#### [WHAT IS REQUIRED]
Search the data below for "καιρικών"; list each line that holds it.

#### [SUPPLIED ENTRIES]

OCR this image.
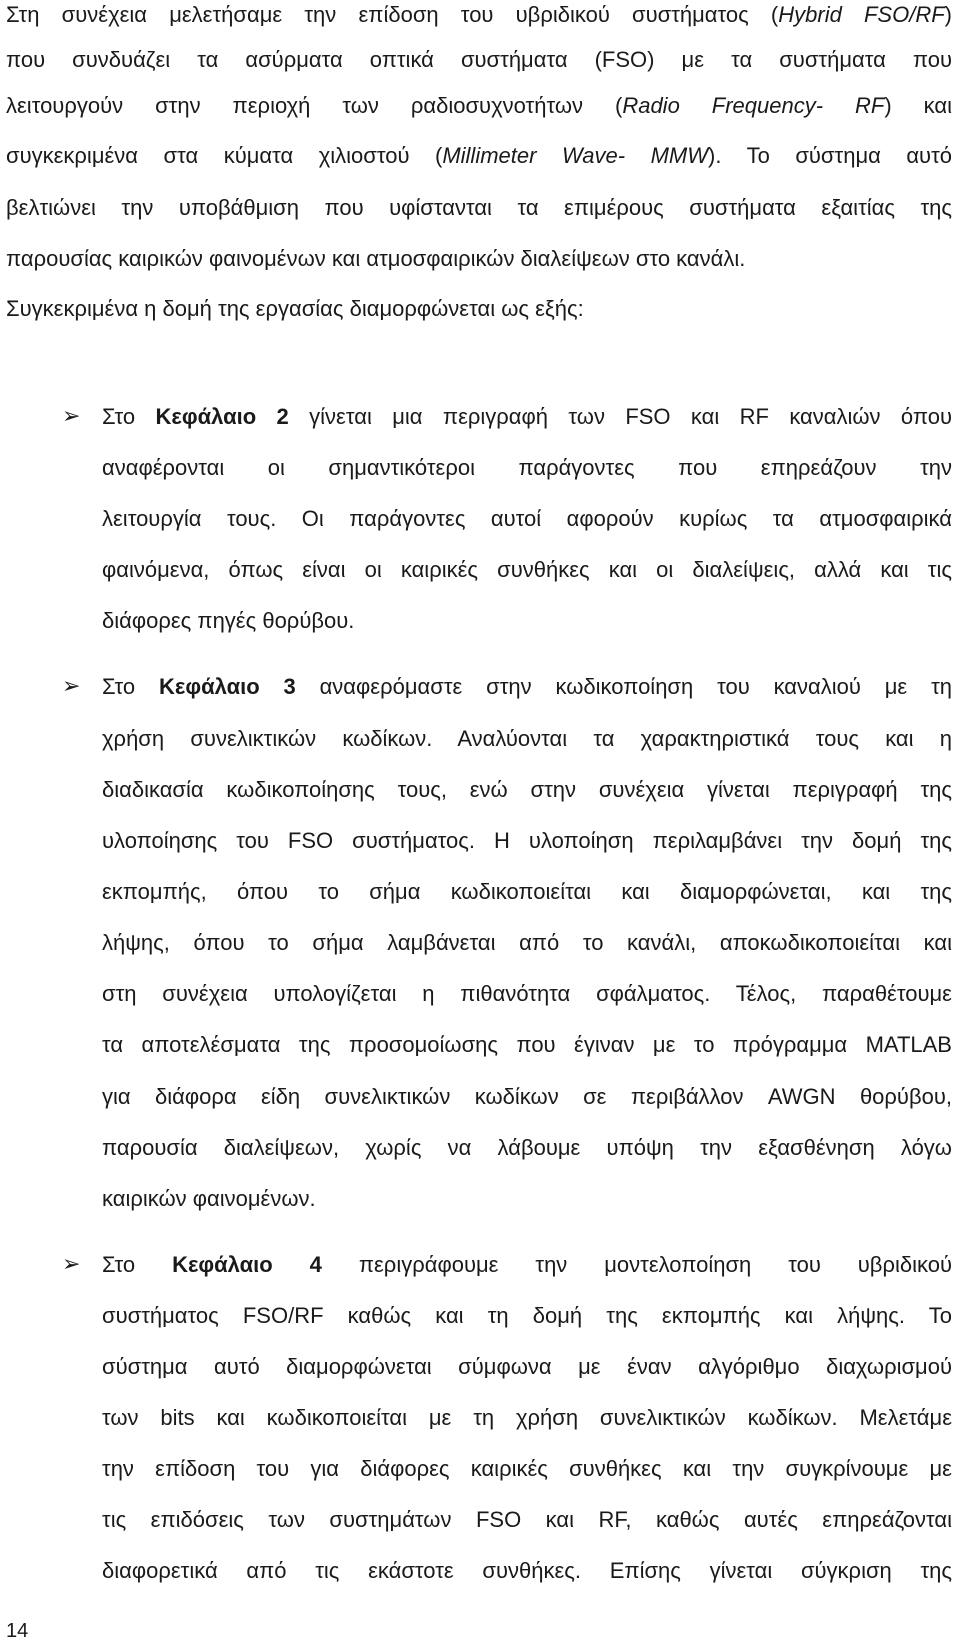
Στη συνέχεια μελετήσαμε την επίδοση του υβριδικού συστήματος (Hybrid FSO/RF)
που συνδυάζει τα ασύρματα οπτικά συστήματα (FSO) με τα συστήματα που
λειτουργούν στην περιοχή των ραδιοσυχνοτήτων (Radio Frequency- RF) και
συγκεκριμένα στα κύματα χιλιοστού (Millimeter Wave- MMW). Το σύστημα αυτό
βελτιώνει την υποβάθμιση που υφίστανται τα επιμέρους συστήματα εξαιτίας της
παρουσίας καιρικών φαινομένων και ατμοσφαιρικών διαλείψεων στο κανάλι.
Συγκεκριμένα η δομή της εργασίας διαμορφώνεται ως εξής:
➢ Στο Κεφάλαιο 2 γίνεται μια περιγραφή των FSO και RF καναλιών όπου
αναφέρονται οι σημαντικότεροι παράγοντες που επηρεάζουν την
λειτουργία τους. Οι παράγοντες αυτοί αφορούν κυρίως τα ατμοσφαιρικά
φαινόμενα, όπως είναι οι καιρικές συνθήκες και οι διαλείψεις, αλλά και τις
διάφορες πηγές θορύβου.
➢ Στο Κεφάλαιο 3 αναφερόμαστε στην κωδικοποίηση του καναλιού με τη
χρήση συνελικτικών κωδίκων. Αναλύονται τα χαρακτηριστικά τους και η
διαδικασία κωδικοποίησης τους, ενώ στην συνέχεια γίνεται περιγραφή της
υλοποίησης του FSO συστήματος. Η υλοποίηση περιλαμβάνει την δομή της
εκπομπής, όπου το σήμα κωδικοποιείται και διαμορφώνεται, και της
λήψης, όπου το σήμα λαμβάνεται από το κανάλι, αποκωδικοποιείται και
στη συνέχεια υπολογίζεται η πιθανότητα σφάλματος. Τέλος, παραθέτουμε
τα αποτελέσματα της προσομοίωσης που έγιναν με το πρόγραμμα MATLAB
για διάφορα είδη συνελικτικών κωδίκων σε περιβάλλον AWGN θορύβου,
παρουσία διαλείψεων, χωρίς να λάβουμε υπόψη την εξασθένηση λόγω
καιρικών φαινομένων.
➢ Στο Κεφάλαιο 4 περιγράφουμε την μοντελοποίηση του υβριδικού
συστήματος FSO/RF καθώς και τη δομή της εκπομπής και λήψης. Το
σύστημα αυτό διαμορφώνεται σύμφωνα με έναν αλγόριθμο διαχωρισμού
των bits και κωδικοποιείται με τη χρήση συνελικτικών κωδίκων. Μελετάμε
την επίδοση του για διάφορες καιρικές συνθήκες και την συγκρίνουμε με
τις επιδόσεις των συστημάτων FSO και RF, καθώς αυτές επηρεάζονται
διαφορετικά από τις εκάστοτε συνθήκες. Επίσης γίνεται σύγκριση της
14
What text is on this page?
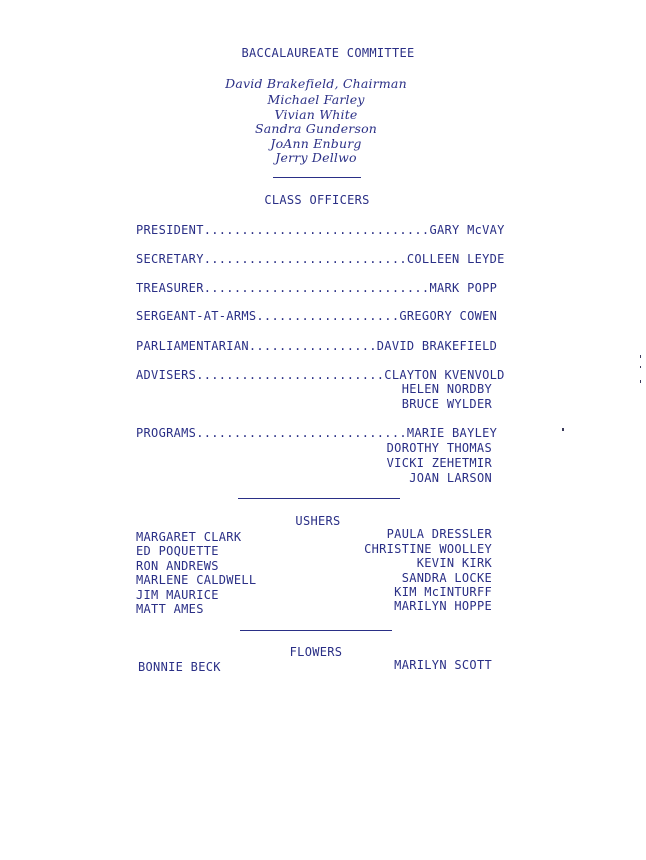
BACCALAUREATE COMMITTEE
David Brakefield, Chairman
Michael Farley
Vivian White
Sandra Gunderson
JoAnn Enburg
Jerry Dellwo
CLASS OFFICERS
PRESIDENT..............................GARY McVAY
SECRETARY...........................COLLEEN LEYDE
TREASURER..............................MARK POPP
SERGEANT-AT-ARMS...................GREGORY COWEN
PARLIAMENTARIAN.................DAVID BRAKEFIELD
ADVISERS.........................CLAYTON KVENVOLD
HELEN NORDBY
BRUCE WYLDER
PROGRAMS............................MARIE BAYLEY
DOROTHY THOMAS
VICKI ZEHETMIR
JOAN LARSON
USHERS
MARGARET CLARK
ED POQUETTE
RON ANDREWS
MARLENE CALDWELL
JIM MAURICE
MATT AMES
PAULA DRESSLER
CHRISTINE WOOLLEY
KEVIN KIRK
SANDRA LOCKE
KIM McINTURFF
MARILYN HOPPE
FLOWERS
BONNIE BECK	MARILYN SCOTT
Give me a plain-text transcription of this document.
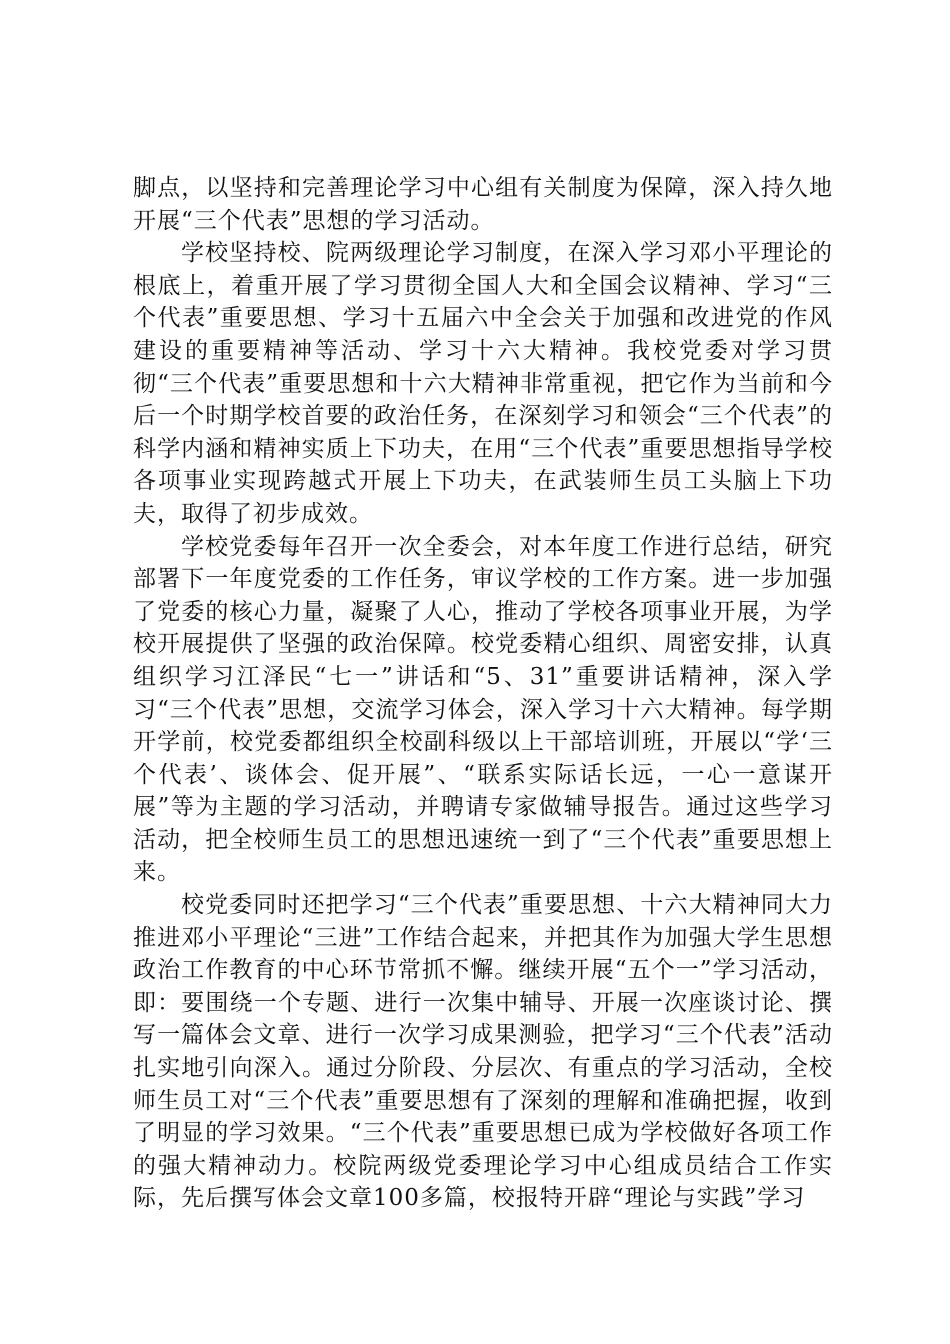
脚点，以坚持和完善理论学习中心组有关制度为保障，深入持久地开展“三个代表”思想的学习活动。

学校坚持校、院两级理论学习制度，在深入学习邓小平理论的根底上，着重开展了学习贯彻全国人大和全国会议精神、学习“三个代表”重要思想、学习十五届六中全会关于加强和改进党的作风建设的重要精神等活动、学习十六大精神。我校党委对学习贯彻“三个代表”重要思想和十六大精神非常重视，把它作为当前和今后一个时期学校首要的政治任务，在深刻学习和领会“三个代表”的科学内涵和精神实质上下功夫，在用“三个代表”重要思想指导学校各项事业实现跨越式开展上下功夫，在武装师生员工头脑上下功夫，取得了初步成效。

学校党委每年召开一次全委会，对本年度工作进行总结，研究部署下一年度党委的工作任务，审议学校的工作方案。进一步加强了党委的核心力量，凝聚了人心，推动了学校各项事业开展，为学校开展提供了坚强的政治保障。校党委精心组织、周密安排，认真组织学习江泽民“七一”讲话和“5、31”重要讲话精神，深入学习“三个代表”思想，交流学习体会，深入学习十六大精神。每学期开学前，校党委都组织全校副科级以上干部培训班，开展以“学‘三个代表’、谈体会、促开展”、“联系实际话长远，一心一意谋开展”等为主题的学习活动，并聘请专家做辅导报告。通过这些学习活动，把全校师生员工的思想迅速统一到了“三个代表”重要思想上来。

校党委同时还把学习“三个代表”重要思想、十六大精神同大力推进邓小平理论“三进”工作结合起来，并把其作为加强大学生思想政治工作教育的中心环节常抓不懈。继续开展“五个一”学习活动，即：要围绕一个专题、进行一次集中辅导、开展一次座谈讨论、撰写一篇体会文章、进行一次学习成果测验，把学习“三个代表”活动扎实地引向深入。通过分阶段、分层次、有重点的学习活动，全校师生员工对“三个代表”重要思想有了深刻的理解和准确把握，收到了明显的学习效果。“三个代表”重要思想已成为学校做好各项工作的强大精神动力。校院两级党委理论学习中心组成员结合工作实际，先后撰写体会文章100多篇，校报特开辟“理论与实践”学习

#### [TASK ANSWER]
παρουσίας καιρικών φαινομένων και ατμοσφαιρικών διαλείψεων στο κανάλι.
καιρικών φαινομένων.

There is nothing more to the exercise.